(Data items)
◇ ◇ ◇ ◇

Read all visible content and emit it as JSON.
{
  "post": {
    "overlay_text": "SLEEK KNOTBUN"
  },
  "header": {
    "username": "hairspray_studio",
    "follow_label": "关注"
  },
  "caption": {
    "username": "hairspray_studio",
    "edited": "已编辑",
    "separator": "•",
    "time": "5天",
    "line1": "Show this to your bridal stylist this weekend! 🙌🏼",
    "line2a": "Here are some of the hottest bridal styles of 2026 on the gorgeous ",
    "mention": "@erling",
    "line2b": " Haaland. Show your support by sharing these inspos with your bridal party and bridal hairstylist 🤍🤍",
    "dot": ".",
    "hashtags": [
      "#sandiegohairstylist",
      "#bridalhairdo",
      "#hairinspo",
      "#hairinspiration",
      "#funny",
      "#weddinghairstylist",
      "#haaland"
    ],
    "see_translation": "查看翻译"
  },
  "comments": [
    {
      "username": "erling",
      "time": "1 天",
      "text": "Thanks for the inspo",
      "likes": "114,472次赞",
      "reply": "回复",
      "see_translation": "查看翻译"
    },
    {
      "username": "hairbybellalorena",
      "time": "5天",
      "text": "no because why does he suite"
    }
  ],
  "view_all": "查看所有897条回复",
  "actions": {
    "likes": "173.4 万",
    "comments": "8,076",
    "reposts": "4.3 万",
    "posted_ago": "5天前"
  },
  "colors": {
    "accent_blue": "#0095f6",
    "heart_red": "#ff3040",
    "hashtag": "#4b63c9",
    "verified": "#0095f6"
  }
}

◇ ◇ ◇ ◇

### What to produce
The records above should be duplicated in full, exactly as given.

### Answer to the task
Read all visible content and emit it as JSON.
{
  "post": {
    "overlay_text": "SLEEK KNOTBUN"
  },
  "header": {
    "username": "hairspray_studio",
    "follow_label": "关注"
  },
  "caption": {
    "username": "hairspray_studio",
    "edited": "已编辑",
    "separator": "•",
    "time": "5天",
    "line1": "Show this to your bridal stylist this weekend! 🙌🏼",
    "line2a": "Here are some of the hottest bridal styles of 2026 on the gorgeous ",
    "mention": "@erling",
    "line2b": " Haaland. Show your support by sharing these inspos with your bridal party and bridal hairstylist 🤍🤍",
    "dot": ".",
    "hashtags": [
      "#sandiegohairstylist",
      "#bridalhairdo",
      "#hairinspo",
      "#hairinspiration",
      "#funny",
      "#weddinghairstylist",
      "#haaland"
    ],
    "see_translation": "查看翻译"
  },
  "comments": [
    {
      "username": "erling",
      "time": "1 天",
      "text": "Thanks for the inspo",
      "likes": "114,472次赞",
      "reply": "回复",
      "see_translation": "查看翻译"
    },
    {
      "username": "hairbybellalorena",
      "time": "5天",
      "text": "no because why does he suite"
    }
  ],
  "view_all": "查看所有897条回复",
  "actions": {
    "likes": "173.4 万",
    "comments": "8,076",
    "reposts": "4.3 万",
    "posted_ago": "5天前"
  },
  "colors": {
    "accent_blue": "#0095f6",
    "heart_red": "#ff3040",
    "hashtag": "#4b63c9",
    "verified": "#0095f6"
  }
}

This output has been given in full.